[Stored items]
______________________________
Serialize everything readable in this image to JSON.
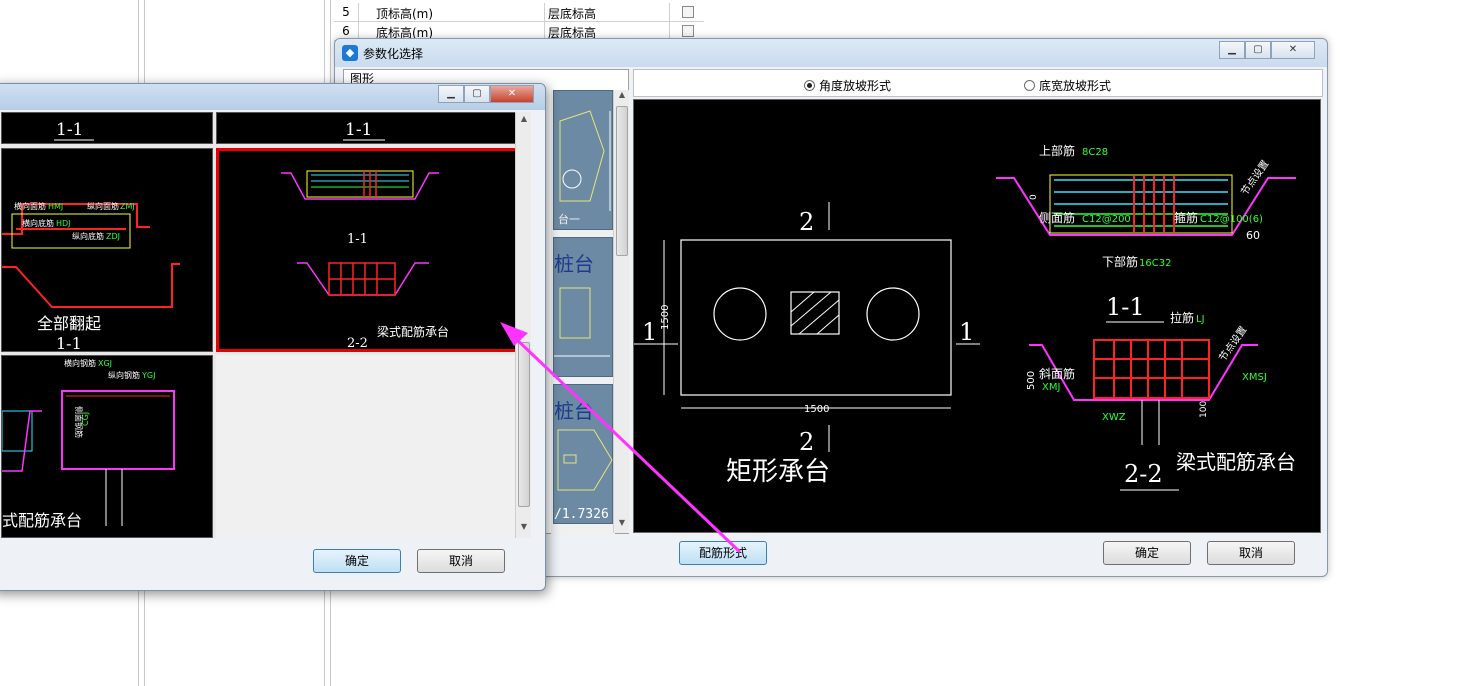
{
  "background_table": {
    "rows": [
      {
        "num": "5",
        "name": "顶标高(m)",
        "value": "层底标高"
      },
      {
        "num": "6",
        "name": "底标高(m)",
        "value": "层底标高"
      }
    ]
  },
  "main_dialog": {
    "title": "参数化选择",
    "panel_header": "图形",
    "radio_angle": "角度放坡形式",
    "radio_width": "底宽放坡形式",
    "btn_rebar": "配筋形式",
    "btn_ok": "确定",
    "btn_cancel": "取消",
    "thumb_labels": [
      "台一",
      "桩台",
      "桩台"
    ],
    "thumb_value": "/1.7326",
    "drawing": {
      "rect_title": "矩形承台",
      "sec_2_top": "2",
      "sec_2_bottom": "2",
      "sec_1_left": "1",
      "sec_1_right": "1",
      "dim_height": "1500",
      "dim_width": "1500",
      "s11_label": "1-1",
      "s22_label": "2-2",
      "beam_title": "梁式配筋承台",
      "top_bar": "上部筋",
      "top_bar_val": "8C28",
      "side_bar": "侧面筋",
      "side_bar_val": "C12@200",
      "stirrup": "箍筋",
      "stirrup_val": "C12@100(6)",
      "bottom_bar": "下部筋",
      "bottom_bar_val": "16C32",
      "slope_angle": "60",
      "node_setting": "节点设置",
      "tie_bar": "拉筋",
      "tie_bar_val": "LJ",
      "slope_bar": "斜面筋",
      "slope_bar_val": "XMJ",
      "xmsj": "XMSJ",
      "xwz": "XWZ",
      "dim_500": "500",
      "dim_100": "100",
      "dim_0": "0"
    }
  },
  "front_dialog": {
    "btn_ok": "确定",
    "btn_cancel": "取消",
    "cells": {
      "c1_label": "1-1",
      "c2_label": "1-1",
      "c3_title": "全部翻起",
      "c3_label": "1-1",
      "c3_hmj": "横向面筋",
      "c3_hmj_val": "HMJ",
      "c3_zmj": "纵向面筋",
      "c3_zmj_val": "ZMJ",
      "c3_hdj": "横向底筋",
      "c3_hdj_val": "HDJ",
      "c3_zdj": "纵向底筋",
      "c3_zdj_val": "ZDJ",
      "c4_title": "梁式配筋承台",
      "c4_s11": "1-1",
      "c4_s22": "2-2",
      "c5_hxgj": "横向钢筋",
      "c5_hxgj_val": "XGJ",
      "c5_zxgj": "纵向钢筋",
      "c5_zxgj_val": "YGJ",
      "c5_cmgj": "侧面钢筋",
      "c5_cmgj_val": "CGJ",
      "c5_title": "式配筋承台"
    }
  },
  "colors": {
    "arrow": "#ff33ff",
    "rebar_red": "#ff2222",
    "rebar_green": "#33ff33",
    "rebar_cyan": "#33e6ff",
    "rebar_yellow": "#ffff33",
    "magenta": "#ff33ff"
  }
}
______________________________
§ Exercise brief
Copy each line of the records precisely and drop any images they hold.

§ Task result
Serialize everything readable in this image to JSON.
{
  "background_table": {
    "rows": [
      {
        "num": "5",
        "name": "顶标高(m)",
        "value": "层底标高"
      },
      {
        "num": "6",
        "name": "底标高(m)",
        "value": "层底标高"
      }
    ]
  },
  "main_dialog": {
    "title": "参数化选择",
    "panel_header": "图形",
    "radio_angle": "角度放坡形式",
    "radio_width": "底宽放坡形式",
    "btn_rebar": "配筋形式",
    "btn_ok": "确定",
    "btn_cancel": "取消",
    "thumb_labels": [
      "台一",
      "桩台",
      "桩台"
    ],
    "thumb_value": "/1.7326",
    "drawing": {
      "rect_title": "矩形承台",
      "sec_2_top": "2",
      "sec_2_bottom": "2",
      "sec_1_left": "1",
      "sec_1_right": "1",
      "dim_height": "1500",
      "dim_width": "1500",
      "s11_label": "1-1",
      "s22_label": "2-2",
      "beam_title": "梁式配筋承台",
      "top_bar": "上部筋",
      "top_bar_val": "8C28",
      "side_bar": "侧面筋",
      "side_bar_val": "C12@200",
      "stirrup": "箍筋",
      "stirrup_val": "C12@100(6)",
      "bottom_bar": "下部筋",
      "bottom_bar_val": "16C32",
      "slope_angle": "60",
      "node_setting": "节点设置",
      "tie_bar": "拉筋",
      "tie_bar_val": "LJ",
      "slope_bar": "斜面筋",
      "slope_bar_val": "XMJ",
      "xmsj": "XMSJ",
      "xwz": "XWZ",
      "dim_500": "500",
      "dim_100": "100",
      "dim_0": "0"
    }
  },
  "front_dialog": {
    "btn_ok": "确定",
    "btn_cancel": "取消",
    "cells": {
      "c1_label": "1-1",
      "c2_label": "1-1",
      "c3_title": "全部翻起",
      "c3_label": "1-1",
      "c3_hmj": "横向面筋",
      "c3_hmj_val": "HMJ",
      "c3_zmj": "纵向面筋",
      "c3_zmj_val": "ZMJ",
      "c3_hdj": "横向底筋",
      "c3_hdj_val": "HDJ",
      "c3_zdj": "纵向底筋",
      "c3_zdj_val": "ZDJ",
      "c4_title": "梁式配筋承台",
      "c4_s11": "1-1",
      "c4_s22": "2-2",
      "c5_hxgj": "横向钢筋",
      "c5_hxgj_val": "XGJ",
      "c5_zxgj": "纵向钢筋",
      "c5_zxgj_val": "YGJ",
      "c5_cmgj": "侧面钢筋",
      "c5_cmgj_val": "CGJ",
      "c5_title": "式配筋承台"
    }
  },
  "colors": {
    "arrow": "#ff33ff",
    "rebar_red": "#ff2222",
    "rebar_green": "#33ff33",
    "rebar_cyan": "#33e6ff",
    "rebar_yellow": "#ffff33",
    "magenta": "#ff33ff"
  }
}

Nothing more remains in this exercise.